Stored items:
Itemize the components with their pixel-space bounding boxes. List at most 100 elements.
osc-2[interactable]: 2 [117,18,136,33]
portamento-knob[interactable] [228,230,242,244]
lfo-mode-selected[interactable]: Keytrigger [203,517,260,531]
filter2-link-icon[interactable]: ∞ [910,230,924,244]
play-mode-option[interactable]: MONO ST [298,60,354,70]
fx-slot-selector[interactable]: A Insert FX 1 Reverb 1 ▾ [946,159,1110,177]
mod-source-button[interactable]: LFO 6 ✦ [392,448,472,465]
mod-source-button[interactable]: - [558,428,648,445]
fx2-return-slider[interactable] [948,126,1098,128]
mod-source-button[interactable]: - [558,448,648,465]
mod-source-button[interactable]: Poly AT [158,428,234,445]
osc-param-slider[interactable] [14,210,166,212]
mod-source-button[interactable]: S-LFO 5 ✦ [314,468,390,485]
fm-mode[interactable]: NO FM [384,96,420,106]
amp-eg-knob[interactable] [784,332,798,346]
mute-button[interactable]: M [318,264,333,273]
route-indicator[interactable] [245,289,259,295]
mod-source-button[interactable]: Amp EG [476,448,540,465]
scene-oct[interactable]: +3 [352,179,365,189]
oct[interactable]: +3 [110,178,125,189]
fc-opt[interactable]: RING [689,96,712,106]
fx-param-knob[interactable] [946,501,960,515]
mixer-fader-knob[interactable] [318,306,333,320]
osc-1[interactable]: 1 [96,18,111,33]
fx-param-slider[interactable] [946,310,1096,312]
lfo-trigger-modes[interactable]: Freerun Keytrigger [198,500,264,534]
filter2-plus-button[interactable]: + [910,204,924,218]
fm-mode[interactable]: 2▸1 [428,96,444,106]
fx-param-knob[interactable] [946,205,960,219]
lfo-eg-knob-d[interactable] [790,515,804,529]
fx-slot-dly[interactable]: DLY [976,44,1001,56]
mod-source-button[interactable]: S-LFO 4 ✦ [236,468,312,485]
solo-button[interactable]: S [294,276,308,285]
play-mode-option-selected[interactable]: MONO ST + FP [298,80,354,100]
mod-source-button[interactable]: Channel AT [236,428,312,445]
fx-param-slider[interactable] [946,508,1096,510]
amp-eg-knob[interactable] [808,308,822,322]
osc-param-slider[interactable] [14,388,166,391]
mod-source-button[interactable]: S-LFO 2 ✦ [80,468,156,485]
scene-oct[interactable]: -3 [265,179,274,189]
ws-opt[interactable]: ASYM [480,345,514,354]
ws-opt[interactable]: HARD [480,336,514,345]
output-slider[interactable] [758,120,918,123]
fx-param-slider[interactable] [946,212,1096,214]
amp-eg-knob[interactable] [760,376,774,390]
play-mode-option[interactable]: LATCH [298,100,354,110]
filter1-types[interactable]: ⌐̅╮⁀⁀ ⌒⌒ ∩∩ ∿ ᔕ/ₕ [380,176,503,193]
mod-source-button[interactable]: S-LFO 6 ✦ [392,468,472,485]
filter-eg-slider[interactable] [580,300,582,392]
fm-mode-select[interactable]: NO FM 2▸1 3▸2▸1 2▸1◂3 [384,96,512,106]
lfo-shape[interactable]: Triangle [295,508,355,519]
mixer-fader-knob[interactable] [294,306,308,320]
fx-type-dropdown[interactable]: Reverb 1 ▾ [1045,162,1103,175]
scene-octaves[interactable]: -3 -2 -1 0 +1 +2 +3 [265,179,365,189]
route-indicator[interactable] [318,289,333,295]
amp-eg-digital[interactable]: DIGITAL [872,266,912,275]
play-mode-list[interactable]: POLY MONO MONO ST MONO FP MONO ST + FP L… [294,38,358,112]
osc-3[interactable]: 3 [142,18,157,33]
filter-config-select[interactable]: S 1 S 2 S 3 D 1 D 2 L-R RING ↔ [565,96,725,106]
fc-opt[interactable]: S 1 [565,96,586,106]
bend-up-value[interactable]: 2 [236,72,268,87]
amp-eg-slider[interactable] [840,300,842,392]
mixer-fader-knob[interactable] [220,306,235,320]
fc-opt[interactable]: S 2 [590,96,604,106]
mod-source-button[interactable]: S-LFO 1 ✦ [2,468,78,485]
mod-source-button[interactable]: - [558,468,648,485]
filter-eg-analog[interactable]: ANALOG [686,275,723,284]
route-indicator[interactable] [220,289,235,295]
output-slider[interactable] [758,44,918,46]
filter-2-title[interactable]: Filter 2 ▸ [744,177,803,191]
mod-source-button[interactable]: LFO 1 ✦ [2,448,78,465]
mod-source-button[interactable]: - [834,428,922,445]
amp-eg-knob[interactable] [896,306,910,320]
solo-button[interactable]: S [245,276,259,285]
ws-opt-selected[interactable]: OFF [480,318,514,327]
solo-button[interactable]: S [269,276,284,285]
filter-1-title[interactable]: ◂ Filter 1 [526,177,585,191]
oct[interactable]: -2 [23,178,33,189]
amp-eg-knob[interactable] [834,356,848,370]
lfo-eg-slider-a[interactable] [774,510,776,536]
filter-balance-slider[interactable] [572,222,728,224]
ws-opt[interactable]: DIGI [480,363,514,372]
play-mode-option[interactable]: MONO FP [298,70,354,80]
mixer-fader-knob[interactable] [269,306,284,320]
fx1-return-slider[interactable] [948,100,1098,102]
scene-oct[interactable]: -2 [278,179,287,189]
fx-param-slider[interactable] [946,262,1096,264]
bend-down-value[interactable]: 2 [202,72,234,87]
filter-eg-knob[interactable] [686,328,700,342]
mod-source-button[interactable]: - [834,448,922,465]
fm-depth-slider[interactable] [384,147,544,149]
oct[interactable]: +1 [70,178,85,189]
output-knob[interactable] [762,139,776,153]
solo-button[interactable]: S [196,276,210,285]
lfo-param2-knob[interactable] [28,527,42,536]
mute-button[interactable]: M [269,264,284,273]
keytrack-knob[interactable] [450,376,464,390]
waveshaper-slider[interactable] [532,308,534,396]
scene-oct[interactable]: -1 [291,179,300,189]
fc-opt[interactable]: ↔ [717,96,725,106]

YOUR GOAL: Extract every line of the material above and reproduce each one word for word, with nothing altered or left out.

FINAL RESULT:
Itemize the components with their pixel-space bounding boxes. List at most 100 elements.
osc-2[interactable]: 2 [117,18,136,33]
portamento-knob[interactable] [228,230,242,244]
lfo-mode-selected[interactable]: Keytrigger [203,517,260,531]
filter2-link-icon[interactable]: ∞ [910,230,924,244]
play-mode-option[interactable]: MONO ST [298,60,354,70]
fx-slot-selector[interactable]: A Insert FX 1 Reverb 1 ▾ [946,159,1110,177]
mod-source-button[interactable]: LFO 6 ✦ [392,448,472,465]
mod-source-button[interactable]: - [558,428,648,445]
fx2-return-slider[interactable] [948,126,1098,128]
mod-source-button[interactable]: - [558,448,648,465]
mod-source-button[interactable]: Poly AT [158,428,234,445]
osc-param-slider[interactable] [14,210,166,212]
mod-source-button[interactable]: S-LFO 5 ✦ [314,468,390,485]
fm-mode[interactable]: NO FM [384,96,420,106]
amp-eg-knob[interactable] [784,332,798,346]
mute-button[interactable]: M [318,264,333,273]
route-indicator[interactable] [245,289,259,295]
mod-source-button[interactable]: Amp EG [476,448,540,465]
scene-oct[interactable]: +3 [352,179,365,189]
oct[interactable]: +3 [110,178,125,189]
fc-opt[interactable]: RING [689,96,712,106]
fx-param-knob[interactable] [946,501,960,515]
mixer-fader-knob[interactable] [318,306,333,320]
osc-1[interactable]: 1 [96,18,111,33]
fx-param-slider[interactable] [946,310,1096,312]
lfo-trigger-modes[interactable]: Freerun Keytrigger [198,500,264,534]
filter2-plus-button[interactable]: + [910,204,924,218]
fm-mode[interactable]: 2▸1 [428,96,444,106]
fx-param-knob[interactable] [946,205,960,219]
lfo-eg-knob-d[interactable] [790,515,804,529]
fx-slot-dly[interactable]: DLY [976,44,1001,56]
mod-source-button[interactable]: S-LFO 4 ✦ [236,468,312,485]
solo-button[interactable]: S [294,276,308,285]
play-mode-option-selected[interactable]: MONO ST + FP [298,80,354,100]
mod-source-button[interactable]: Channel AT [236,428,312,445]
fx-param-slider[interactable] [946,508,1096,510]
amp-eg-knob[interactable] [808,308,822,322]
osc-param-slider[interactable] [14,388,166,391]
mod-source-button[interactable]: S-LFO 2 ✦ [80,468,156,485]
scene-oct[interactable]: -3 [265,179,274,189]
ws-opt[interactable]: ASYM [480,345,514,354]
ws-opt[interactable]: HARD [480,336,514,345]
output-slider[interactable] [758,120,918,123]
fx-param-slider[interactable] [946,212,1096,214]
amp-eg-knob[interactable] [760,376,774,390]
play-mode-option[interactable]: LATCH [298,100,354,110]
filter1-types[interactable]: ⌐̅╮⁀⁀ ⌒⌒ ∩∩ ∿ ᔕ/ₕ [380,176,503,193]
mod-source-button[interactable]: S-LFO 6 ✦ [392,468,472,485]
filter-eg-slider[interactable] [580,300,582,392]
fm-mode-select[interactable]: NO FM 2▸1 3▸2▸1 2▸1◂3 [384,96,512,106]
lfo-shape[interactable]: Triangle [295,508,355,519]
mixer-fader-knob[interactable] [294,306,308,320]
fx-type-dropdown[interactable]: Reverb 1 ▾ [1045,162,1103,175]
scene-octaves[interactable]: -3 -2 -1 0 +1 +2 +3 [265,179,365,189]
route-indicator[interactable] [318,289,333,295]
amp-eg-digital[interactable]: DIGITAL [872,266,912,275]
play-mode-list[interactable]: POLY MONO MONO ST MONO FP MONO ST + FP L… [294,38,358,112]
osc-3[interactable]: 3 [142,18,157,33]
filter-config-select[interactable]: S 1 S 2 S 3 D 1 D 2 L-R RING ↔ [565,96,725,106]
fc-opt[interactable]: S 1 [565,96,586,106]
bend-up-value[interactable]: 2 [236,72,268,87]
amp-eg-slider[interactable] [840,300,842,392]
mixer-fader-knob[interactable] [220,306,235,320]
fc-opt[interactable]: S 2 [590,96,604,106]
mod-source-button[interactable]: S-LFO 1 ✦ [2,468,78,485]
mod-source-button[interactable]: - [558,468,648,485]
filter-eg-analog[interactable]: ANALOG [686,275,723,284]
route-indicator[interactable] [220,289,235,295]
output-slider[interactable] [758,44,918,46]
filter-2-title[interactable]: Filter 2 ▸ [744,177,803,191]
mod-source-button[interactable]: LFO 1 ✦ [2,448,78,465]
mod-source-button[interactable]: - [834,428,922,445]
amp-eg-knob[interactable] [896,306,910,320]
solo-button[interactable]: S [245,276,259,285]
ws-opt-selected[interactable]: OFF [480,318,514,327]
solo-button[interactable]: S [269,276,284,285]
filter-1-title[interactable]: ◂ Filter 1 [526,177,585,191]
oct[interactable]: -2 [23,178,33,189]
amp-eg-knob[interactable] [834,356,848,370]
lfo-eg-slider-a[interactable] [774,510,776,536]
filter-balance-slider[interactable] [572,222,728,224]
ws-opt[interactable]: DIGI [480,363,514,372]
play-mode-option[interactable]: MONO FP [298,70,354,80]
mixer-fader-knob[interactable] [269,306,284,320]
fx1-return-slider[interactable] [948,100,1098,102]
scene-oct[interactable]: -2 [278,179,287,189]
fx-param-slider[interactable] [946,262,1096,264]
bend-down-value[interactable]: 2 [202,72,234,87]
filter-eg-knob[interactable] [686,328,700,342]
mod-source-button[interactable]: - [834,448,922,465]
fm-depth-slider[interactable] [384,147,544,149]
oct[interactable]: +1 [70,178,85,189]
output-knob[interactable] [762,139,776,153]
solo-button[interactable]: S [196,276,210,285]
lfo-param2-knob[interactable] [28,527,42,536]
mute-button[interactable]: M [269,264,284,273]
keytrack-knob[interactable] [450,376,464,390]
waveshaper-slider[interactable] [532,308,534,396]
scene-oct[interactable]: -1 [291,179,300,189]
fc-opt[interactable]: ↔ [717,96,725,106]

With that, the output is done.